───── The data

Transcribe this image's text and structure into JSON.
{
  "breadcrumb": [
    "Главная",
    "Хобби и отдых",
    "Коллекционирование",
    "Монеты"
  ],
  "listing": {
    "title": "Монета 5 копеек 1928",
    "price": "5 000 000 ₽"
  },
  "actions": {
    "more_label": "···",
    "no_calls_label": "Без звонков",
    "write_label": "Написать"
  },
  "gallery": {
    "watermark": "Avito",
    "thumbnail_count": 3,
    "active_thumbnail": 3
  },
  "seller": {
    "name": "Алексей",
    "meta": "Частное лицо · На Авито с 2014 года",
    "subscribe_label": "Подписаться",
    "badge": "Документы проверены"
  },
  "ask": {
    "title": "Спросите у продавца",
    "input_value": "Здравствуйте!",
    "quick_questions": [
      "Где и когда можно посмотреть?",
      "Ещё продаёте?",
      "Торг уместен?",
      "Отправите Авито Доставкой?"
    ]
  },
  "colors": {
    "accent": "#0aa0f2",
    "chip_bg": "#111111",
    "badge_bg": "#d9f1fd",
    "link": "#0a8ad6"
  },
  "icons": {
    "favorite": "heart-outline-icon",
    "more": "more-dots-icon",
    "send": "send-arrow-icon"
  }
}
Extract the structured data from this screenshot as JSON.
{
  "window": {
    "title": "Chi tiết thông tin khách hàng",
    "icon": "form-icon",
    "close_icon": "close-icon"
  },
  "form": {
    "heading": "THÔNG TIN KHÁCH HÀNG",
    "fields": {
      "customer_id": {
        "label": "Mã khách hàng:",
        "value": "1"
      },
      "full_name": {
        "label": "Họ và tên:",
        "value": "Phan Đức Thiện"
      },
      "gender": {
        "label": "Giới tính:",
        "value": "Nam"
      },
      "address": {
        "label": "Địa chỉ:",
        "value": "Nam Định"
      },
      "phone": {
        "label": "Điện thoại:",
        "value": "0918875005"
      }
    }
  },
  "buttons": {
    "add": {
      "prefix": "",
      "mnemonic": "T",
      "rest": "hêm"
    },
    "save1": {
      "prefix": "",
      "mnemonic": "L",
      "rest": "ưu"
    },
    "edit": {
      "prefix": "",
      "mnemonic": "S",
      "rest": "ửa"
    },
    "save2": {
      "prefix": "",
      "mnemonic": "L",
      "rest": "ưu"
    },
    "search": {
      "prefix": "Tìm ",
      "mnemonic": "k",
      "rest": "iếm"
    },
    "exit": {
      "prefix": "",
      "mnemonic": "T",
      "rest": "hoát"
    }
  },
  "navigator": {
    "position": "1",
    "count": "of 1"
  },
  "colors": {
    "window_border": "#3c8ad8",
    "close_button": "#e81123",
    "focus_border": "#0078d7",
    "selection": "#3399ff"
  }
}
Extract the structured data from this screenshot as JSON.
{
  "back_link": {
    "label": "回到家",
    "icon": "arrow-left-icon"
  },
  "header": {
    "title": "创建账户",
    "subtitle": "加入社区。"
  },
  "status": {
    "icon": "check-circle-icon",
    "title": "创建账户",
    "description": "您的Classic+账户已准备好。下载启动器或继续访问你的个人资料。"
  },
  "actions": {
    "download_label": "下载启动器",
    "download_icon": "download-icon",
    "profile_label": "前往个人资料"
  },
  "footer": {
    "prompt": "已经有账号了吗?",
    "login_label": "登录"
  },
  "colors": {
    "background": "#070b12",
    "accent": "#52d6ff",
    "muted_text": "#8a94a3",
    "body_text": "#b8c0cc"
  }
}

──────────
───── The data

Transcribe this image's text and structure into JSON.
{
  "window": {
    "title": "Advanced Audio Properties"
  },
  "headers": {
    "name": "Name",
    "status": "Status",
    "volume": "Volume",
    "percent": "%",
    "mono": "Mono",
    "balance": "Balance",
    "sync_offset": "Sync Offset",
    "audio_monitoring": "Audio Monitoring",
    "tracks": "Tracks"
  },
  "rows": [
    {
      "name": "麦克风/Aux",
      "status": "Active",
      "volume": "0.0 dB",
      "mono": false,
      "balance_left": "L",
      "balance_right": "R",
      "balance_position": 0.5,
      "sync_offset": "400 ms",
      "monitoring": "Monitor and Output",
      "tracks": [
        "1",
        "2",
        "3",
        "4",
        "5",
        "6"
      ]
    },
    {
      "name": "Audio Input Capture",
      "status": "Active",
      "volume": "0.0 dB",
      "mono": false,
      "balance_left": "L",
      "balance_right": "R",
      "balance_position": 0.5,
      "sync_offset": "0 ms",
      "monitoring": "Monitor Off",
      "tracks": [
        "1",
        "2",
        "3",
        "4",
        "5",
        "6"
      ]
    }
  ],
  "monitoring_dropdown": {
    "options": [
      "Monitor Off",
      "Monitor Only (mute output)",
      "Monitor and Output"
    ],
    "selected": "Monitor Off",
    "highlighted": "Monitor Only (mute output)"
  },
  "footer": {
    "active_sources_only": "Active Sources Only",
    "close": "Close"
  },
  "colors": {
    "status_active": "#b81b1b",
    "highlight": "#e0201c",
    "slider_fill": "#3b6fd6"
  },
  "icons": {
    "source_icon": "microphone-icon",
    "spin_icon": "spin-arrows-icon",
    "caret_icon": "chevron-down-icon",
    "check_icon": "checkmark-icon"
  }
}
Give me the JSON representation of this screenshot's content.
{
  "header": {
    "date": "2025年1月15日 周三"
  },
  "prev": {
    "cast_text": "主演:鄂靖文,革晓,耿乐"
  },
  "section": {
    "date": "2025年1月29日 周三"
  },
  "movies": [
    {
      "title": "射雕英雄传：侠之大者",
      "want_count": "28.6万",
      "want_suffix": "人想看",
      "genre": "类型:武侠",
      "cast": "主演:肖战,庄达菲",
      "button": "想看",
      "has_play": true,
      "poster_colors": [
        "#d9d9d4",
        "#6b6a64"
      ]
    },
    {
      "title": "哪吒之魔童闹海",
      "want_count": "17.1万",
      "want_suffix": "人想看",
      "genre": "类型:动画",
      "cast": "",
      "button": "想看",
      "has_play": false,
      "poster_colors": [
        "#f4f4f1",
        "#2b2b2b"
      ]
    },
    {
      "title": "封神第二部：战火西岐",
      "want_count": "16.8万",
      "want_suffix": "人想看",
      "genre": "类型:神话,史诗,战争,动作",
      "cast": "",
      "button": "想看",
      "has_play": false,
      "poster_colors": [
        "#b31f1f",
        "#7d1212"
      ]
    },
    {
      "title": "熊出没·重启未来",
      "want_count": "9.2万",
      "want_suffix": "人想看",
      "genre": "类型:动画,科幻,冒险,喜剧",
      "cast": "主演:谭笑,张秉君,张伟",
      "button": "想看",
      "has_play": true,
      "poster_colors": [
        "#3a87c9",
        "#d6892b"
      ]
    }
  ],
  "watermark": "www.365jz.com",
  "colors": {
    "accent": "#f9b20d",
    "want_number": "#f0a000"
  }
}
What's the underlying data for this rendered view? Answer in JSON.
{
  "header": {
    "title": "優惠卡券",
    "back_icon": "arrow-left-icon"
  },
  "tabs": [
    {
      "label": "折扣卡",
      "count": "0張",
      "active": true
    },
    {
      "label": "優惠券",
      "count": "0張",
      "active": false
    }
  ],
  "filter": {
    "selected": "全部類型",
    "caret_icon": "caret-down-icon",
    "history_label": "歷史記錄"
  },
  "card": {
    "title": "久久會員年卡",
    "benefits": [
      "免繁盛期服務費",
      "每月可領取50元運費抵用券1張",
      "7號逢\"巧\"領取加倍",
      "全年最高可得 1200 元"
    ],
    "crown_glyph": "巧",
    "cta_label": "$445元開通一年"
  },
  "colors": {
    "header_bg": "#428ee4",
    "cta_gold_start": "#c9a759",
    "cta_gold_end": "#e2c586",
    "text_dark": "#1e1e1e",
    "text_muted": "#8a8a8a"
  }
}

──────────
───── The data

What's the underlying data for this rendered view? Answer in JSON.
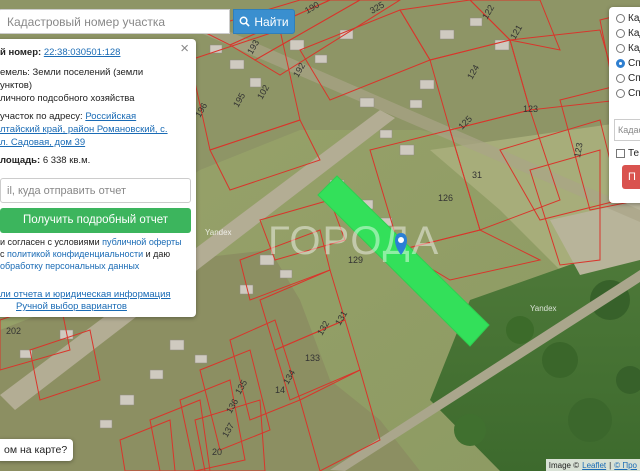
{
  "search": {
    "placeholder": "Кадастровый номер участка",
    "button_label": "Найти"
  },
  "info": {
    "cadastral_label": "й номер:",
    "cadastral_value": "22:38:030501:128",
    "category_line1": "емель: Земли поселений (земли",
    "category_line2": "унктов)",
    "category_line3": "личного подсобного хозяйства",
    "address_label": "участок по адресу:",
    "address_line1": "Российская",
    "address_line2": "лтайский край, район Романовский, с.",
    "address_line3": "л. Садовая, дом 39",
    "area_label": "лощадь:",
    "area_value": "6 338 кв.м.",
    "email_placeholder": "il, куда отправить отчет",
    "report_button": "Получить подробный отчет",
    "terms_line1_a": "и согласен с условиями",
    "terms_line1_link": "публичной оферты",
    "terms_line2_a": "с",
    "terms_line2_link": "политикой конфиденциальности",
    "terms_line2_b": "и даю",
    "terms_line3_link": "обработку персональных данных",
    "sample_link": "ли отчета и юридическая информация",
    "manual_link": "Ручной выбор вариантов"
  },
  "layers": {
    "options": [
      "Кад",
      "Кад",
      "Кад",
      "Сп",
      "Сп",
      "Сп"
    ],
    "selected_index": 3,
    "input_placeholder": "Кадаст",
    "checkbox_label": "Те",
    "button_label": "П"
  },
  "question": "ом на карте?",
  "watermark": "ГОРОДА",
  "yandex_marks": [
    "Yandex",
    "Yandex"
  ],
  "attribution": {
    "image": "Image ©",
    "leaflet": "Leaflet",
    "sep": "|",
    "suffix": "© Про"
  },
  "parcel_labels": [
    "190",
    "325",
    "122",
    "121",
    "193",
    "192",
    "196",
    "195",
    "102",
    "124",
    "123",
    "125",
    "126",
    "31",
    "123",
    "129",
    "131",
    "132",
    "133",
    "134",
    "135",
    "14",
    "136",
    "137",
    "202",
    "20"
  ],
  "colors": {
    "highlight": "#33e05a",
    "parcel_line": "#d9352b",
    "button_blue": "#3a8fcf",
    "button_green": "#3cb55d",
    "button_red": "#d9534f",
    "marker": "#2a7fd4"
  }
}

──────────

Select every line in the records above that contains the word "genre".

      "genre": "类型:武侠",
      "genre": "类型:动画",
      "genre": "类型:神话,史诗,战争,动作",
      "genre": "类型:动画,科幻,冒险,喜剧",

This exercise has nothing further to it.